# SET PROBLEM
Below are entries. Pull out all lines containing "Learning".

# SUPPLIED ENTRIES
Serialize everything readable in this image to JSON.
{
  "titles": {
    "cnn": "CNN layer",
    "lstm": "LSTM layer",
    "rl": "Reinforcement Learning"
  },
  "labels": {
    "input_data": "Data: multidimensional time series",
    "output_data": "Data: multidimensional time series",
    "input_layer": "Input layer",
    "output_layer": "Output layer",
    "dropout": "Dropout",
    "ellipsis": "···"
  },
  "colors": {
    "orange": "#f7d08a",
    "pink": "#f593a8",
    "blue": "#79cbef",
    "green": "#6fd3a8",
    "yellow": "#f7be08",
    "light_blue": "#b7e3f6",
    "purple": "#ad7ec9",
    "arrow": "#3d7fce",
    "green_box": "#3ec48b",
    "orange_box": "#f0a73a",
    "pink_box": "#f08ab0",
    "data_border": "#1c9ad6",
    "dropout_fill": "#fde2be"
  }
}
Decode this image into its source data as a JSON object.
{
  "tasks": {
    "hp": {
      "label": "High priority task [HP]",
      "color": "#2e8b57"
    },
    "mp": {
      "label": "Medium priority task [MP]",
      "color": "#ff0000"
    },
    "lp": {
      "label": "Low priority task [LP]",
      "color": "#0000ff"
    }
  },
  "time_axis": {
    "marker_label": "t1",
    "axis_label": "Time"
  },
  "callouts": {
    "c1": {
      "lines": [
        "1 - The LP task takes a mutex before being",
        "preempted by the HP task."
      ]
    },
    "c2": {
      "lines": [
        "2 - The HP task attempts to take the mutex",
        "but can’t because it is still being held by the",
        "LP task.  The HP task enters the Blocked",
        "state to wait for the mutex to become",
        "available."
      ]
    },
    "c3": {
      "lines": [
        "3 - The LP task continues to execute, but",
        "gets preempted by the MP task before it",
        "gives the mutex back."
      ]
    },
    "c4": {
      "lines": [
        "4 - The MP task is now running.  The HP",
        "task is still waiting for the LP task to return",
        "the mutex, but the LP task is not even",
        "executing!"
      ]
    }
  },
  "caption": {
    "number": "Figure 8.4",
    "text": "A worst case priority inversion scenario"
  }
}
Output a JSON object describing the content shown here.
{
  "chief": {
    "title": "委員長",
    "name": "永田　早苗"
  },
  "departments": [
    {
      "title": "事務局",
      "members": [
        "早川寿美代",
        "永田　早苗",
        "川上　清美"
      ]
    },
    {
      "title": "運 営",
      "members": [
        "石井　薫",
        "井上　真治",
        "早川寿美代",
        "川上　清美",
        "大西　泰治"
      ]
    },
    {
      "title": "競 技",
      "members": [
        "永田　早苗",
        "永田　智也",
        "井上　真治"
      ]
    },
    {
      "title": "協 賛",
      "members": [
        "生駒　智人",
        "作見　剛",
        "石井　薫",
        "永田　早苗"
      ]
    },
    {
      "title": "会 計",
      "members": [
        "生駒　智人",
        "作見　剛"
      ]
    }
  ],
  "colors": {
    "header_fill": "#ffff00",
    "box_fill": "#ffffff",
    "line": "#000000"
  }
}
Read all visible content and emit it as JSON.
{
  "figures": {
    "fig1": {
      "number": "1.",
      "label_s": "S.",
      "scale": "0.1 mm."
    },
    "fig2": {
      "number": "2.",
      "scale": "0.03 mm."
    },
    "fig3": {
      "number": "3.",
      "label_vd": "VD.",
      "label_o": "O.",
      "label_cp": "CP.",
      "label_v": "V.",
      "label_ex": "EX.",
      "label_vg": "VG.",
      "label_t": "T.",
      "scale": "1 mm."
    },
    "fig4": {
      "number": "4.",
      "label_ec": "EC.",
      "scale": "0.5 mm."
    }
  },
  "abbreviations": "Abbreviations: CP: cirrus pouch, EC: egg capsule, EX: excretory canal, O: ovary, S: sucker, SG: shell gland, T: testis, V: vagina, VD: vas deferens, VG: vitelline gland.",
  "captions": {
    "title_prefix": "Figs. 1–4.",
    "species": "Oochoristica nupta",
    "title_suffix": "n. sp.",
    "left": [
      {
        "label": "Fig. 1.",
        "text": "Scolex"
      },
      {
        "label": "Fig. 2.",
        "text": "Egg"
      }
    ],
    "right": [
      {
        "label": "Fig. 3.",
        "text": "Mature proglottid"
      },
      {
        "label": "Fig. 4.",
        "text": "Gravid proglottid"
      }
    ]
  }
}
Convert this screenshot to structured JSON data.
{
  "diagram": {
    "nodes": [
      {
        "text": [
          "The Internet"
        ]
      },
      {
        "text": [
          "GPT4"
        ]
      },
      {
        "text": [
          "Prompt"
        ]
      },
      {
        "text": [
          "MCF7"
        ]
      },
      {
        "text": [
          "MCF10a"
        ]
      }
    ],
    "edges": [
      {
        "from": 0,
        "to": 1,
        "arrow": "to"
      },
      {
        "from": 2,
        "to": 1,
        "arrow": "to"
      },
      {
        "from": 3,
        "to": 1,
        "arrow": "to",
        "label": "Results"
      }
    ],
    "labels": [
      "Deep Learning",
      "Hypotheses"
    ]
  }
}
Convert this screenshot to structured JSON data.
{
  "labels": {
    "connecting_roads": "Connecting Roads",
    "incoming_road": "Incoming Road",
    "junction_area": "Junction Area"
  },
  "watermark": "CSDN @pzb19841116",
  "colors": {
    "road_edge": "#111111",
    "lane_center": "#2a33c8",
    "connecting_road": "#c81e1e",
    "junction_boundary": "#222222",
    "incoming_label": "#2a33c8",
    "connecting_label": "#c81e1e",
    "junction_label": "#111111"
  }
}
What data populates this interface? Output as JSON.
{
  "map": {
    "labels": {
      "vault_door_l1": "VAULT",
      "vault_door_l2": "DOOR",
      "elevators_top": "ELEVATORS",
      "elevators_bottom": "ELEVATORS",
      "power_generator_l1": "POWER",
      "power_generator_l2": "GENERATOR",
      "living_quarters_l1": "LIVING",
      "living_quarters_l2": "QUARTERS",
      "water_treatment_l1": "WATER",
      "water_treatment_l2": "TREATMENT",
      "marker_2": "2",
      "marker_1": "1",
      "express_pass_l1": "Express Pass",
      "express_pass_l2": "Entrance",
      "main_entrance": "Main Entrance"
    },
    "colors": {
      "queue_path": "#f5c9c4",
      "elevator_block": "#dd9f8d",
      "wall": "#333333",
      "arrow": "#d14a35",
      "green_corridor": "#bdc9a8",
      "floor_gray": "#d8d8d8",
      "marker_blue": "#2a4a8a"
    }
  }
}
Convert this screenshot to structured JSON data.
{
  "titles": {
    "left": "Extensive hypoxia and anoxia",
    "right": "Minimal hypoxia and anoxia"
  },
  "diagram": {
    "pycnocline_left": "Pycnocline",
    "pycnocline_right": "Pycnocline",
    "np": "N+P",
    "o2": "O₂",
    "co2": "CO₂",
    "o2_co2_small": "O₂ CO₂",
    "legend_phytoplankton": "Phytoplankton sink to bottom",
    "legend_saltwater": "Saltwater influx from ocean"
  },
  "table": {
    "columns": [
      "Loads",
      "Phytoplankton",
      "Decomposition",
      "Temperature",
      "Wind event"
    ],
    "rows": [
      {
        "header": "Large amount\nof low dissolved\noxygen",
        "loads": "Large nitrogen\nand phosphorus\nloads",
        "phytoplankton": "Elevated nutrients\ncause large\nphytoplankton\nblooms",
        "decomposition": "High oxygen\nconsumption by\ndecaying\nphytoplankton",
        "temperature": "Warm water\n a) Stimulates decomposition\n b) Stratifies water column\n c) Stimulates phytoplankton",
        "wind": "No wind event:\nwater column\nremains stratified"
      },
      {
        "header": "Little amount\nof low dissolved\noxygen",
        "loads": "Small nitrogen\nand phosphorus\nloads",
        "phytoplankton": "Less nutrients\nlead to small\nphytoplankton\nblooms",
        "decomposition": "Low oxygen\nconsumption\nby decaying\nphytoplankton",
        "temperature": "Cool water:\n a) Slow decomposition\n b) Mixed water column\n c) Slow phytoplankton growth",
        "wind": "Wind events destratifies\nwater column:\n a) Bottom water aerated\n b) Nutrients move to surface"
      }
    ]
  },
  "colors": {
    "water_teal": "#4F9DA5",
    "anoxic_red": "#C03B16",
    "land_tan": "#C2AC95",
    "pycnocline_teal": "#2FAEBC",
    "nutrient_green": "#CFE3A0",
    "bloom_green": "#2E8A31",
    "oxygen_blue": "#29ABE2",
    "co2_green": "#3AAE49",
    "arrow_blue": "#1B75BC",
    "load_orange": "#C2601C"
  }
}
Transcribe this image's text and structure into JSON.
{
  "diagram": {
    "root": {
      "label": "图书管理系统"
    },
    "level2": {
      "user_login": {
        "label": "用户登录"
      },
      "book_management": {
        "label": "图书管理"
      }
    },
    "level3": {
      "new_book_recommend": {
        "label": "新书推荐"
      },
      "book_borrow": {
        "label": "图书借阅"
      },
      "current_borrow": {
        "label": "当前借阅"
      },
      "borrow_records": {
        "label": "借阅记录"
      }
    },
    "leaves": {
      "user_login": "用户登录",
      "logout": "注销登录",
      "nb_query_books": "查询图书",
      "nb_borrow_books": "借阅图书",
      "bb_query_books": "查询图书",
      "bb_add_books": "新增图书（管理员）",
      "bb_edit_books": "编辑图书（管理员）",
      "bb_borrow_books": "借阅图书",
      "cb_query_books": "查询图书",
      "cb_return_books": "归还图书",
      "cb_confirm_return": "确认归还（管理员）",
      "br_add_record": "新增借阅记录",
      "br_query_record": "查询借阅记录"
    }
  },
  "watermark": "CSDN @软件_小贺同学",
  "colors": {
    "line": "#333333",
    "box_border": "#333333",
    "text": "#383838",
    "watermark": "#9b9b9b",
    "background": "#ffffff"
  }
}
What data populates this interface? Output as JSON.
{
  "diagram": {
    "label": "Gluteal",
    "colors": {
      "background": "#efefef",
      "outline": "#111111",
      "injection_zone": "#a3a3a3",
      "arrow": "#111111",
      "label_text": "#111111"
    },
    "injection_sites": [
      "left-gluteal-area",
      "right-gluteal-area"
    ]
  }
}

# ANSWER TO THIS EXERCISE
    "rl": "Reinforcement Learning"
      "Deep Learning",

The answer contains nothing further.